[Begin Material provided]
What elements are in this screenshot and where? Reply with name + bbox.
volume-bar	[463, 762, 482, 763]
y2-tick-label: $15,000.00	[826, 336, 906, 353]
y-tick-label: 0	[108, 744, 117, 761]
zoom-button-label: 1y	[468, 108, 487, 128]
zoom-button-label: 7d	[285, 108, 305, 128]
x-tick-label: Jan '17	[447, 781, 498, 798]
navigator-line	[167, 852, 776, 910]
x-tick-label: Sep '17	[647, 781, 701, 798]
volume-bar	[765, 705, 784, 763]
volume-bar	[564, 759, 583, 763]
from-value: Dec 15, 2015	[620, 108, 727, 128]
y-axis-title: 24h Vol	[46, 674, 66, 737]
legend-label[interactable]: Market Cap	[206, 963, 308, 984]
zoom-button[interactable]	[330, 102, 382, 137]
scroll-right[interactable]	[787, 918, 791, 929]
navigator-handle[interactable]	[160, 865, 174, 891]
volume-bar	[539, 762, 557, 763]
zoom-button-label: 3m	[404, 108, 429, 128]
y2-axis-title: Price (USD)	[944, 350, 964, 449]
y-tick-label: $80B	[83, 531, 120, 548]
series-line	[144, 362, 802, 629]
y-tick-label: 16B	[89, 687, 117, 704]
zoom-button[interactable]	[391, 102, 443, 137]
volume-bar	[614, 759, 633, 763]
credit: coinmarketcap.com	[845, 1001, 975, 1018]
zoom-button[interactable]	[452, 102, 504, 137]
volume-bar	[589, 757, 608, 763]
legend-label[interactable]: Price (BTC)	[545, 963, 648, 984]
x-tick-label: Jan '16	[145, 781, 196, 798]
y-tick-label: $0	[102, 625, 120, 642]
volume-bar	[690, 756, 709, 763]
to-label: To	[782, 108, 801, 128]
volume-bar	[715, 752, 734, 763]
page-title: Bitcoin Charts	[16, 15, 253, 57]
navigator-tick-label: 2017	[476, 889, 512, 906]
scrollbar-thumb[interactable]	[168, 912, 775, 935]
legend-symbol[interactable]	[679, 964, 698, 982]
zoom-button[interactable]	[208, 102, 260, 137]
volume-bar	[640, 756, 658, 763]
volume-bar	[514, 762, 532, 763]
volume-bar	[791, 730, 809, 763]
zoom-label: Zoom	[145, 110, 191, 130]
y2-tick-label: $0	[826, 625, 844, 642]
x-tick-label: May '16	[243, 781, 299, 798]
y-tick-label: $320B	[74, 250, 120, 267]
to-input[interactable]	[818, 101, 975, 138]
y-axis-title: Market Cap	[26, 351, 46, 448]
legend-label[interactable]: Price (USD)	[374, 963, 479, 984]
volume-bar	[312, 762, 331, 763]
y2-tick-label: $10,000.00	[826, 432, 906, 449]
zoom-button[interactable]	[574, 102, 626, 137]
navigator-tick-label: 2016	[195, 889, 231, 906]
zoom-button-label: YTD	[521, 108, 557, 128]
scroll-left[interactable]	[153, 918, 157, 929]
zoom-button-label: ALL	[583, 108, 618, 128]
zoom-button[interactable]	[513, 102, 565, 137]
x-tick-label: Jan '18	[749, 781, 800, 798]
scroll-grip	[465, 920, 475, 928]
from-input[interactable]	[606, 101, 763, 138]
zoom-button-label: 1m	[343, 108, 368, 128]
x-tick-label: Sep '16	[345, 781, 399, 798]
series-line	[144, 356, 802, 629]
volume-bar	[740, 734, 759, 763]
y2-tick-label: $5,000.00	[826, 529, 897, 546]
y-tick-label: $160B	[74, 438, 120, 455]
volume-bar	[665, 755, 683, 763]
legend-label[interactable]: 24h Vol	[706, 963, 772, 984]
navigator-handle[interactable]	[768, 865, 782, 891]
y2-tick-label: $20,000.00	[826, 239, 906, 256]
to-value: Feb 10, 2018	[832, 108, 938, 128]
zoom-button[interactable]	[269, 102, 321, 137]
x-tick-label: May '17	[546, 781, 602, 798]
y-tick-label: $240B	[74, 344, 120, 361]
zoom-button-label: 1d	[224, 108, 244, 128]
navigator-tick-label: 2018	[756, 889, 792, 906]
[End Material provided]
Please copy out all of the data above line for line, changing nothing.

What elements are in this screenshot and where? Reply with name + bbox.
volume-bar	[463, 762, 482, 763]
y2-tick-label: $15,000.00	[826, 336, 906, 353]
y-tick-label: 0	[108, 744, 117, 761]
zoom-button-label: 1y	[468, 108, 487, 128]
zoom-button-label: 7d	[285, 108, 305, 128]
x-tick-label: Jan '17	[447, 781, 498, 798]
navigator-line	[167, 852, 776, 910]
x-tick-label: Sep '17	[647, 781, 701, 798]
volume-bar	[765, 705, 784, 763]
volume-bar	[564, 759, 583, 763]
from-value: Dec 15, 2015	[620, 108, 727, 128]
y-axis-title: 24h Vol	[46, 674, 66, 737]
legend-label[interactable]: Market Cap	[206, 963, 308, 984]
zoom-button[interactable]	[330, 102, 382, 137]
scroll-right[interactable]	[787, 918, 791, 929]
navigator-handle[interactable]	[160, 865, 174, 891]
volume-bar	[539, 762, 557, 763]
zoom-button-label: 3m	[404, 108, 429, 128]
y2-axis-title: Price (USD)	[944, 350, 964, 449]
y-tick-label: $80B	[83, 531, 120, 548]
series-line	[144, 362, 802, 629]
y-tick-label: 16B	[89, 687, 117, 704]
zoom-button[interactable]	[391, 102, 443, 137]
volume-bar	[614, 759, 633, 763]
credit: coinmarketcap.com	[845, 1001, 975, 1018]
zoom-button[interactable]	[452, 102, 504, 137]
volume-bar	[589, 757, 608, 763]
legend-label[interactable]: Price (BTC)	[545, 963, 648, 984]
x-tick-label: Jan '16	[145, 781, 196, 798]
y-tick-label: $0	[102, 625, 120, 642]
volume-bar	[690, 756, 709, 763]
to-label: To	[782, 108, 801, 128]
volume-bar	[715, 752, 734, 763]
page-title: Bitcoin Charts	[16, 15, 253, 57]
navigator-tick-label: 2017	[476, 889, 512, 906]
scrollbar-thumb[interactable]	[168, 912, 775, 935]
legend-symbol[interactable]	[679, 964, 698, 982]
zoom-button[interactable]	[208, 102, 260, 137]
volume-bar	[640, 756, 658, 763]
volume-bar	[514, 762, 532, 763]
volume-bar	[791, 730, 809, 763]
zoom-label: Zoom	[145, 110, 191, 130]
y2-tick-label: $0	[826, 625, 844, 642]
x-tick-label: May '16	[243, 781, 299, 798]
y-tick-label: $320B	[74, 250, 120, 267]
to-input[interactable]	[818, 101, 975, 138]
y-axis-title: Market Cap	[26, 351, 46, 448]
legend-label[interactable]: Price (USD)	[374, 963, 479, 984]
volume-bar	[312, 762, 331, 763]
y2-tick-label: $10,000.00	[826, 432, 906, 449]
zoom-button[interactable]	[574, 102, 626, 137]
navigator-tick-label: 2016	[195, 889, 231, 906]
zoom-button-label: YTD	[521, 108, 557, 128]
scroll-left[interactable]	[153, 918, 157, 929]
zoom-button-label: ALL	[583, 108, 618, 128]
zoom-button[interactable]	[513, 102, 565, 137]
x-tick-label: Jan '18	[749, 781, 800, 798]
scroll-grip	[465, 920, 475, 928]
from-input[interactable]	[606, 101, 763, 138]
zoom-button-label: 1m	[343, 108, 368, 128]
x-tick-label: Sep '16	[345, 781, 399, 798]
series-line	[144, 356, 802, 629]
volume-bar	[740, 734, 759, 763]
y2-tick-label: $5,000.00	[826, 529, 897, 546]
y-tick-label: $160B	[74, 438, 120, 455]
volume-bar	[665, 755, 683, 763]
legend-label[interactable]: 24h Vol	[706, 963, 772, 984]
navigator-handle[interactable]	[768, 865, 782, 891]
y2-tick-label: $20,000.00	[826, 239, 906, 256]
to-value: Feb 10, 2018	[832, 108, 938, 128]
zoom-button[interactable]	[269, 102, 321, 137]
x-tick-label: May '17	[546, 781, 602, 798]
y-tick-label: $240B	[74, 344, 120, 361]
zoom-button-label: 1d	[224, 108, 244, 128]
navigator-tick-label: 2018	[756, 889, 792, 906]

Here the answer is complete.